= Task prompt =
Omit the pictures, then write out every entry exactly as it reads.
---------------
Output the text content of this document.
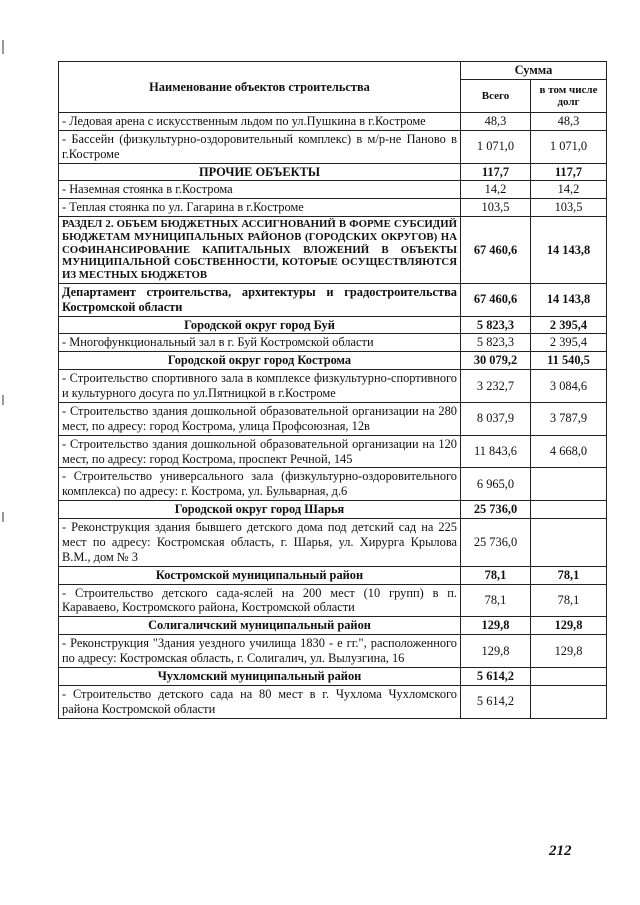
Наименование объектов строительства	Сумма	
	Всего	в том числе долг
- Ледовая арена с искусственным льдом по ул.Пушкина в г.Костроме	48,3	48,3
- Бассейн (физкультурно-оздоровительный комплекс) в м/р-не Паново в г.Костроме	1 071,0	1 071,0
ПРОЧИЕ ОБЪЕКТЫ	117,7	117,7
- Наземная стоянка в г.Кострома	14,2	14,2
- Теплая стоянка по ул. Гагарина в г.Костроме	103,5	103,5
РАЗДЕЛ 2. ОБЪЕМ БЮДЖЕТНЫХ АССИГНОВАНИЙ В ФОРМЕ СУБСИДИЙ БЮДЖЕТАМ МУНИЦИПАЛЬНЫХ РАЙОНОВ (ГОРОДСКИХ ОКРУГОВ) НА СОФИНАНСИРОВАНИЕ КАПИТАЛЬНЫХ ВЛОЖЕНИЙ В ОБЪЕКТЫ МУНИЦИПАЛЬНОЙ СОБСТВЕННОСТИ, КОТОРЫЕ ОСУЩЕСТВЛЯЮТСЯ ИЗ МЕСТНЫХ БЮДЖЕТОВ	67 460,6	14 143,8
Департамент строительства, архитектуры и градостроительства Костромской области	67 460,6	14 143,8
Городской округ город Буй	5 823,3	2 395,4
- Многофункциональный зал в г. Буй Костромской области	5 823,3	2 395,4
Городской округ город Кострома	30 079,2	11 540,5
- Строительство спортивного зала в комплексе физкультурно-спортивного и культурного досуга по ул.Пятницкой в г.Костроме	3 232,7	3 084,6
- Строительство здания дошкольной образовательной организации на 280 мест, по адресу: город Кострома, улица Профсоюзная, 12в	8 037,9	3 787,9
- Строительство здания дошкольной образовательной организации на 120 мест, по адресу: город Кострома, проспект Речной, 145	11 843,6	4 668,0
- Строительство универсального зала (физкультурно-оздоровительного комплекса) по адресу: г. Кострома, ул. Бульварная, д.6	6 965,0	
Городской округ город Шарья	25 736,0	
- Реконструкция здания бывшего детского дома под детский сад на 225 мест по адресу: Костромская область, г. Шарья, ул. Хирурга Крылова В.М., дом № 3	25 736,0	
Костромской муниципальный район	78,1	78,1
- Строительство детского сада-яслей на 200 мест (10 групп) в п. Караваево, Костромского района, Костромской области	78,1	78,1
Солигаличский муниципальный район	129,8	129,8
- Реконструкция "Здания уездного училища 1830 - е гг.", расположенного по адресу: Костромская область, г. Солигалич, ул. Вылузгина, 16	129,8	129,8
Чухломский муниципальный район	5 614,2	
- Строительство детского сада на 80 мест в г. Чухлома Чухломского района Костромской области	5 614,2	
212
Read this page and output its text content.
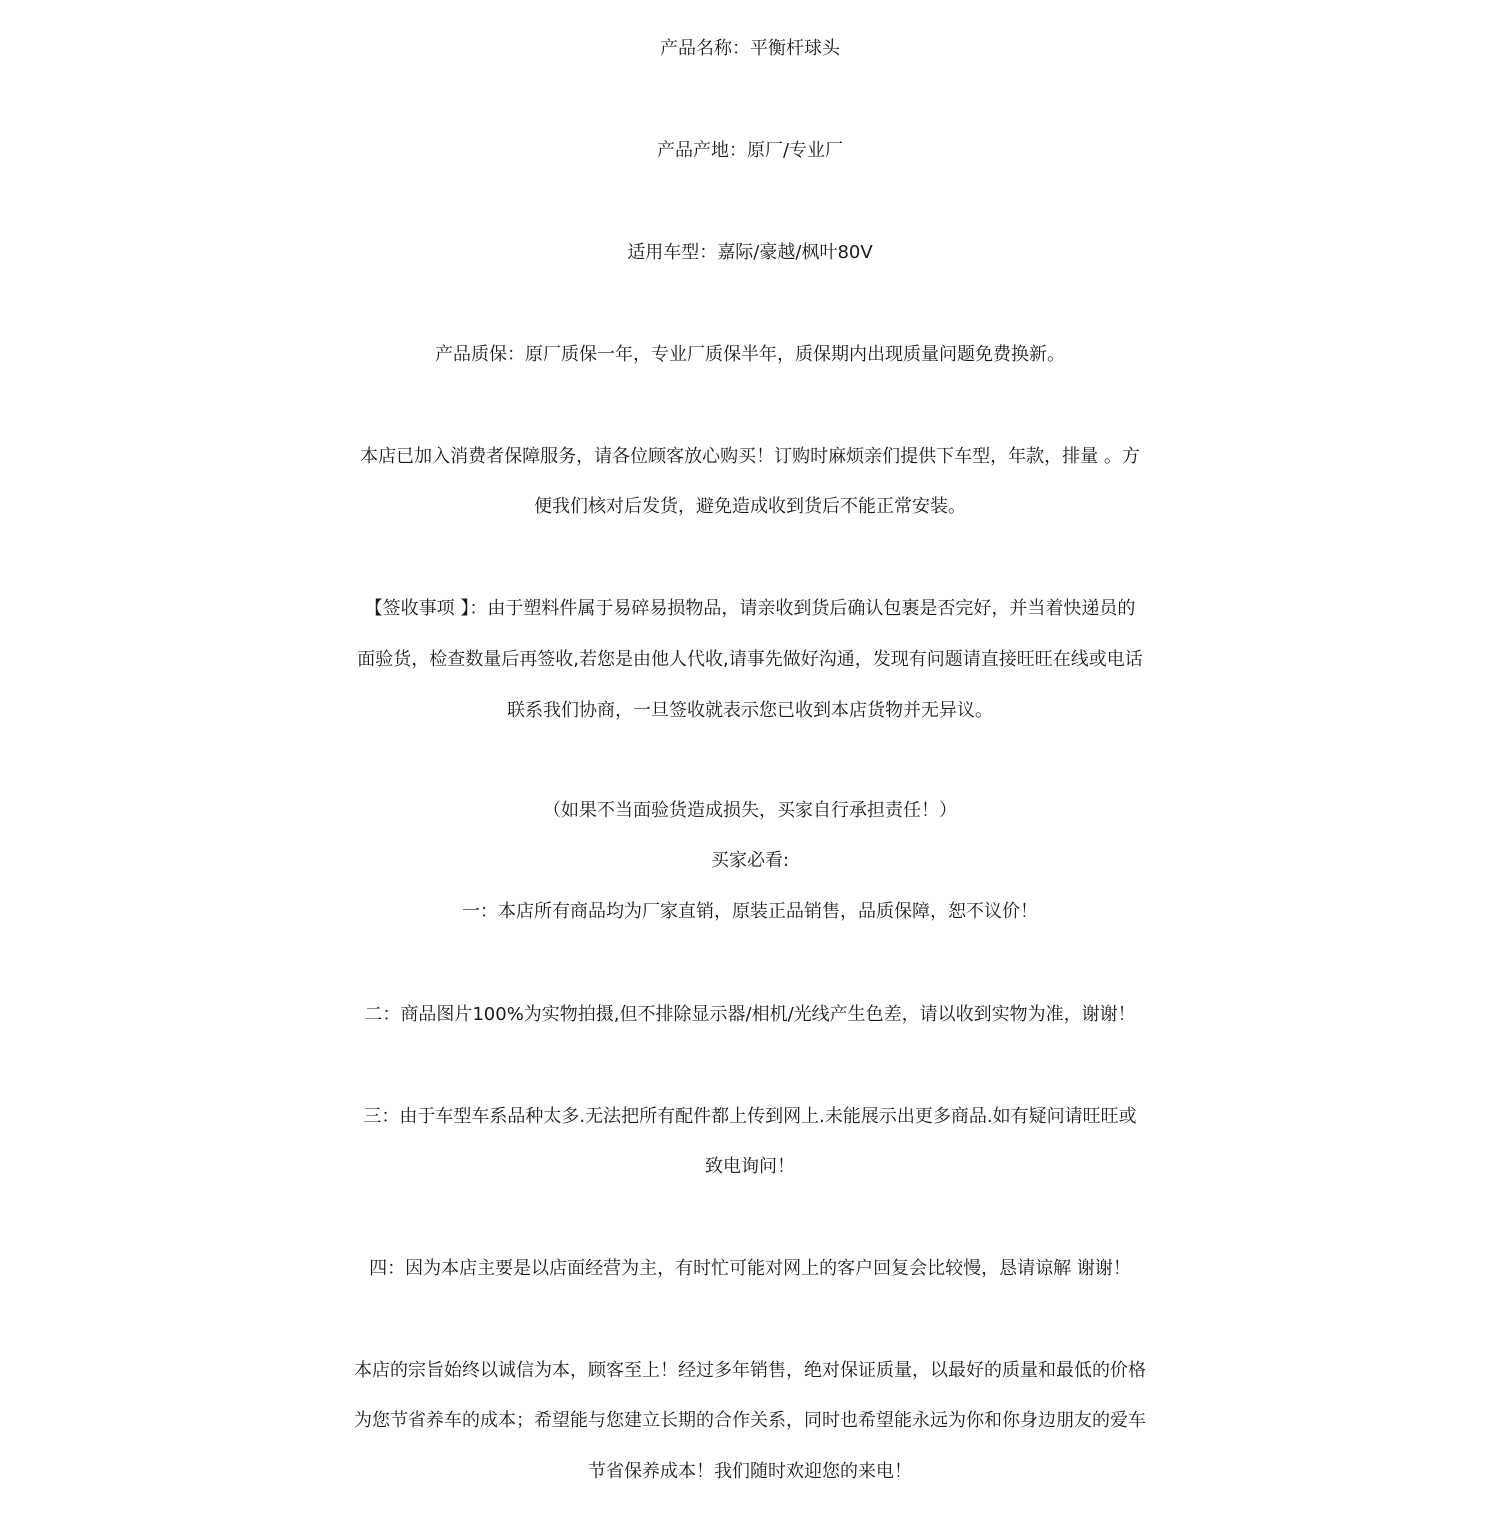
产品名称：平衡杆球头
产品产地：原厂/专业厂
适用车型：嘉际/豪越/枫叶80V
产品质保：原厂质保一年，专业厂质保半年，质保期内出现质量问题免费换新。
本店已加入消费者保障服务，请各位顾客放心购买！订购时麻烦亲们提供下车型，年款，排量 。方
便我们核对后发货，避免造成收到货后不能正常安装。
【签收事项 】：由于塑料件属于易碎易损物品，请亲收到货后确认包裹是否完好，并当着快递员的
面验货，检查数量后再签收,若您是由他人代收,请事先做好沟通，发现有问题请直接旺旺在线或电话
联系我们协商，一旦签收就表示您已收到本店货物并无异议。
（如果不当面验货造成损失，买家自行承担责任！）
买家必看:
一：本店所有商品均为厂家直销，原装正品销售，品质保障，恕不议价！
二：商品图片100%为实物拍摄,但不排除显示器/相机/光线产生色差，请以收到实物为准，谢谢！
三：由于车型车系品种太多.无法把所有配件都上传到网上.未能展示出更多商品.如有疑问请旺旺或
致电询问！
四：因为本店主要是以店面经营为主，有时忙可能对网上的客户回复会比较慢，恳请谅解 谢谢！
本店的宗旨始终以诚信为本，顾客至上！经过多年销售，绝对保证质量，以最好的质量和最低的价格
为您节省养车的成本；希望能与您建立长期的合作关系，同时也希望能永远为你和你身边朋友的爱车
节省保养成本！我们随时欢迎您的来电！
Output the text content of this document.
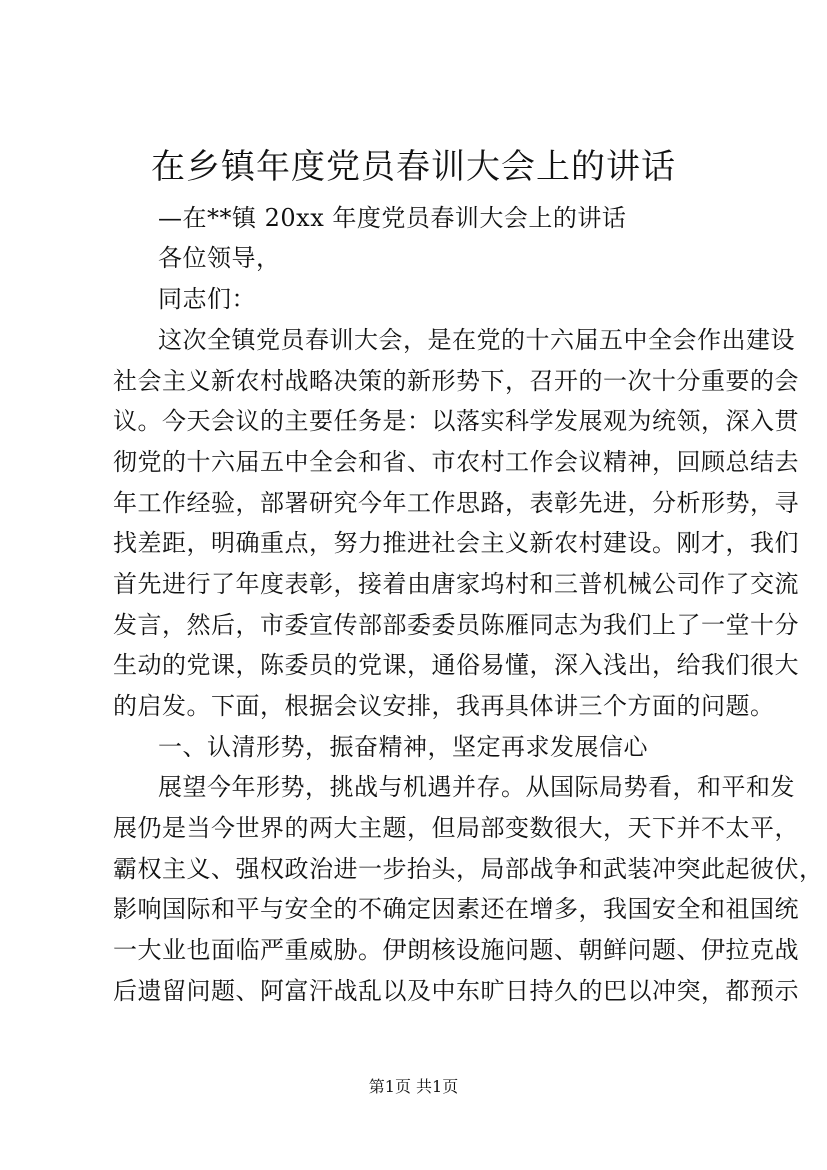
在乡镇年度党员春训大会上的讲话
—在**镇 20xx 年度党员春训大会上的讲话
各位领导，
同志们：
这次全镇党员春训大会，是在党的十六届五中全会作出建设
社会主义新农村战略决策的新形势下，召开的一次十分重要的会
议。今天会议的主要任务是：以落实科学发展观为统领，深入贯
彻党的十六届五中全会和省、市农村工作会议精神，回顾总结去
年工作经验，部署研究今年工作思路，表彰先进，分析形势，寻
找差距，明确重点，努力推进社会主义新农村建设。刚才，我们
首先进行了年度表彰，接着由唐家坞村和三普机械公司作了交流
发言，然后，市委宣传部部委委员陈雁同志为我们上了一堂十分
生动的党课，陈委员的党课，通俗易懂，深入浅出，给我们很大
的启发。下面，根据会议安排，我再具体讲三个方面的问题。
一、认清形势，振奋精神，坚定再求发展信心
展望今年形势，挑战与机遇并存。从国际局势看，和平和发
展仍是当今世界的两大主题，但局部变数很大，天下并不太平，
霸权主义、强权政治进一步抬头，局部战争和武装冲突此起彼伏，
影响国际和平与安全的不确定因素还在增多，我国安全和祖国统
一大业也面临严重威胁。伊朗核设施问题、朝鲜问题、伊拉克战
后遗留问题、阿富汗战乱以及中东旷日持久的巴以冲突，都预示
第1页 共1页
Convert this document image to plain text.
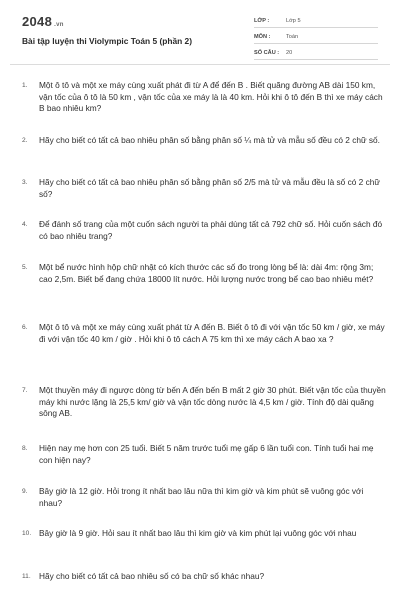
2048 .vn
Bài tập luyện thi Violympic Toán 5 (phần 2)
LỚP :	Lớp 5
MÔN :	Toán
SỐ CÂU :	20
1.	Một ô tô và một xe máy cùng xuất phát đi từ A để đến B . Biết quãng đường AB dài 150 km, vận tốc của ô tô là 50 km , vận tốc của xe máy là là 40 km. Hỏi khi ô tô đến B thì xe máy cách B bao nhiêu km?
2.	Hãy cho biết có tất cả bao nhiêu phân số bằng phân số ¼ mà tử và mẫu số đều có 2 chữ số.
3.	Hãy cho biết có tất cả bao nhiêu phân số bằng phân số 2/5 mà tử và mẫu đều là số có 2 chữ số?
4.	Để đánh số trang của một cuốn sách người ta phải dùng tất cả 792 chữ số. Hỏi cuốn sách đó có bao nhiêu trang?
5.	Một bể nước hình hộp chữ nhật có kích thước các số đo trong lòng bể là: dài 4m: rộng 3m; cao 2,5m. Biết bể đang chứa 18000 lít nước. Hỏi lượng nước trong bể cao bao nhiêu mét?
6.	Một ô tô và một xe máy cùng xuất phát từ A đến B. Biết ô tô đi với vận tốc 50 km / giờ, xe máy đi với vận tốc 40 km / giờ . Hỏi khi ô tô cách A 75 km thì xe máy cách A bao xa ?
7.	Một thuyền máy đi ngược dòng từ bến A đến bến B mất 2 giờ 30 phút. Biết vận tốc của thuyền máy khi nước lặng là 25,5 km/ giờ và vận tốc dòng nước là 4,5 km / giờ. Tính độ dài quãng sông AB.
8.	Hiện nay mẹ hơn con 25 tuổi. Biết 5 năm trước tuổi mẹ gấp 6 lần tuổi con. Tính tuổi hai mẹ con hiện nay?
9.	Bây giờ là 12 giờ. Hỏi trong ít nhất bao lâu nữa thì kim giờ và kim phút sẽ vuông góc với nhau?
10. Bây giờ là 9 giờ. Hỏi sau ít nhất bao lâu thì kim giờ và kim phút lại vuông góc với nhau
11.	Hãy cho biết có tất cả bao nhiêu số có ba chữ số khác nhau?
---------------
= Output of the exercise =
Output the text content of this document.
Наименование объектов строительства	Сумма	
	Всего	в том числе долг
- Ледовая арена с искусственным льдом по ул.Пушкина в г.Костроме	48,3	48,3
- Бассейн (физкультурно-оздоровительный комплекс) в м/р-не Паново в г.Костроме	1 071,0	1 071,0
ПРОЧИЕ ОБЪЕКТЫ	117,7	117,7
- Наземная стоянка в г.Кострома	14,2	14,2
- Теплая стоянка по ул. Гагарина в г.Костроме	103,5	103,5
РАЗДЕЛ 2. ОБЪЕМ БЮДЖЕТНЫХ АССИГНОВАНИЙ В ФОРМЕ СУБСИДИЙ БЮДЖЕТАМ МУНИЦИПАЛЬНЫХ РАЙОНОВ (ГОРОДСКИХ ОКРУГОВ) НА СОФИНАНСИРОВАНИЕ КАПИТАЛЬНЫХ ВЛОЖЕНИЙ В ОБЪЕКТЫ МУНИЦИПАЛЬНОЙ СОБСТВЕННОСТИ, КОТОРЫЕ ОСУЩЕСТВЛЯЮТСЯ ИЗ МЕСТНЫХ БЮДЖЕТОВ	67 460,6	14 143,8
Департамент строительства, архитектуры и градостроительства Костромской области	67 460,6	14 143,8
Городской округ город Буй	5 823,3	2 395,4
- Многофункциональный зал в г. Буй Костромской области	5 823,3	2 395,4
Городской округ город Кострома	30 079,2	11 540,5
- Строительство спортивного зала в комплексе физкультурно-спортивного и культурного досуга по ул.Пятницкой в г.Костроме	3 232,7	3 084,6
- Строительство здания дошкольной образовательной организации на 280 мест, по адресу: город Кострома, улица Профсоюзная, 12в	8 037,9	3 787,9
- Строительство здания дошкольной образовательной организации на 120 мест, по адресу: город Кострома, проспект Речной, 145	11 843,6	4 668,0
- Строительство универсального зала (физкультурно-оздоровительного комплекса) по адресу: г. Кострома, ул. Бульварная, д.6	6 965,0	
Городской округ город Шарья	25 736,0	
- Реконструкция здания бывшего детского дома под детский сад на 225 мест по адресу: Костромская область, г. Шарья, ул. Хирурга Крылова В.М., дом № 3	25 736,0	
Костромской муниципальный район	78,1	78,1
- Строительство детского сада-яслей на 200 мест (10 групп) в п. Караваево, Костромского района, Костромской области	78,1	78,1
Солигаличский муниципальный район	129,8	129,8
- Реконструкция "Здания уездного училища 1830 - е гг.", расположенного по адресу: Костромская область, г. Солигалич, ул. Вылузгина, 16	129,8	129,8
Чухломский муниципальный район	5 614,2	
- Строительство детского сада на 80 мест в г. Чухлома Чухломского района Костромской области	5 614,2	
212
Read this page and output its text content.
产品名称：平衡杆球头
产品产地：原厂/专业厂
适用车型：嘉际/豪越/枫叶80V
产品质保：原厂质保一年，专业厂质保半年，质保期内出现质量问题免费换新。
本店已加入消费者保障服务，请各位顾客放心购买！订购时麻烦亲们提供下车型，年款，排量 。方
便我们核对后发货，避免造成收到货后不能正常安装。
【签收事项 】：由于塑料件属于易碎易损物品，请亲收到货后确认包裹是否完好，并当着快递员的
面验货，检查数量后再签收,若您是由他人代收,请事先做好沟通，发现有问题请直接旺旺在线或电话
联系我们协商，一旦签收就表示您已收到本店货物并无异议。
（如果不当面验货造成损失，买家自行承担责任！）
买家必看:
一：本店所有商品均为厂家直销，原装正品销售，品质保障，恕不议价！
二：商品图片100%为实物拍摄,但不排除显示器/相机/光线产生色差，请以收到实物为准，谢谢！
三：由于车型车系品种太多.无法把所有配件都上传到网上.未能展示出更多商品.如有疑问请旺旺或
致电询问！
四：因为本店主要是以店面经营为主，有时忙可能对网上的客户回复会比较慢，恳请谅解 谢谢！
本店的宗旨始终以诚信为本，顾客至上！经过多年销售，绝对保证质量，以最好的质量和最低的价格
为您节省养车的成本；希望能与您建立长期的合作关系，同时也希望能永远为你和你身边朋友的爱车
节省保养成本！我们随时欢迎您的来电！
Output the text content of this document.
在乡镇年度党员春训大会上的讲话
—在**镇 20xx 年度党员春训大会上的讲话
各位领导，
同志们：
这次全镇党员春训大会，是在党的十六届五中全会作出建设
社会主义新农村战略决策的新形势下，召开的一次十分重要的会
议。今天会议的主要任务是：以落实科学发展观为统领，深入贯
彻党的十六届五中全会和省、市农村工作会议精神，回顾总结去
年工作经验，部署研究今年工作思路，表彰先进，分析形势，寻
找差距，明确重点，努力推进社会主义新农村建设。刚才，我们
首先进行了年度表彰，接着由唐家坞村和三普机械公司作了交流
发言，然后，市委宣传部部委委员陈雁同志为我们上了一堂十分
生动的党课，陈委员的党课，通俗易懂，深入浅出，给我们很大
的启发。下面，根据会议安排，我再具体讲三个方面的问题。
一、认清形势，振奋精神，坚定再求发展信心
展望今年形势，挑战与机遇并存。从国际局势看，和平和发
展仍是当今世界的两大主题，但局部变数很大，天下并不太平，
霸权主义、强权政治进一步抬头，局部战争和武装冲突此起彼伏，
影响国际和平与安全的不确定因素还在增多，我国安全和祖国统
一大业也面临严重威胁。伊朗核设施问题、朝鲜问题、伊拉克战
后遗留问题、阿富汗战乱以及中东旷日持久的巴以冲突，都预示
第1页 共1页
Convert this document image to plain text.
2048 .vn
Bài tập luyện thi Violympic Toán 5 (phần 2)
LỚP :	Lớp 5
MÔN :	Toán
SỐ CÂU :	20
1.	Một ô tô và một xe máy cùng xuất phát đi từ A để đến B . Biết quãng đường AB dài 150 km, vận tốc của ô tô là 50 km , vận tốc của xe máy là là 40 km. Hỏi khi ô tô đến B thì xe máy cách B bao nhiêu km?
2.	Hãy cho biết có tất cả bao nhiêu phân số bằng phân số ¼ mà tử và mẫu số đều có 2 chữ số.
3.	Hãy cho biết có tất cả bao nhiêu phân số bằng phân số 2/5 mà tử và mẫu đều là số có 2 chữ số?
4.	Để đánh số trang của một cuốn sách người ta phải dùng tất cả 792 chữ số. Hỏi cuốn sách đó có bao nhiêu trang?
5.	Một bể nước hình hộp chữ nhật có kích thước các số đo trong lòng bể là: dài 4m: rộng 3m; cao 2,5m. Biết bể đang chứa 18000 lít nước. Hỏi lượng nước trong bể cao bao nhiêu mét?
6.	Một ô tô và một xe máy cùng xuất phát từ A đến B. Biết ô tô đi với vận tốc 50 km / giờ, xe máy đi với vận tốc 40 km / giờ . Hỏi khi ô tô cách A 75 km thì xe máy cách A bao xa ?
7.	Một thuyền máy đi ngược dòng từ bến A đến bến B mất 2 giờ 30 phút. Biết vận tốc của thuyền máy khi nước lặng là 25,5 km/ giờ và vận tốc dòng nước là 4,5 km / giờ. Tính độ dài quãng sông AB.
8.	Hiện nay mẹ hơn con 25 tuổi. Biết 5 năm trước tuổi mẹ gấp 6 lần tuổi con. Tính tuổi hai mẹ con hiện nay?
9.	Bây giờ là 12 giờ. Hỏi trong ít nhất bao lâu nữa thì kim giờ và kim phút sẽ vuông góc với nhau?
10. Bây giờ là 9 giờ. Hỏi sau ít nhất bao lâu thì kim giờ và kim phút lại vuông góc với nhau
11.	Hãy cho biết có tất cả bao nhiêu số có ba chữ số khác nhau?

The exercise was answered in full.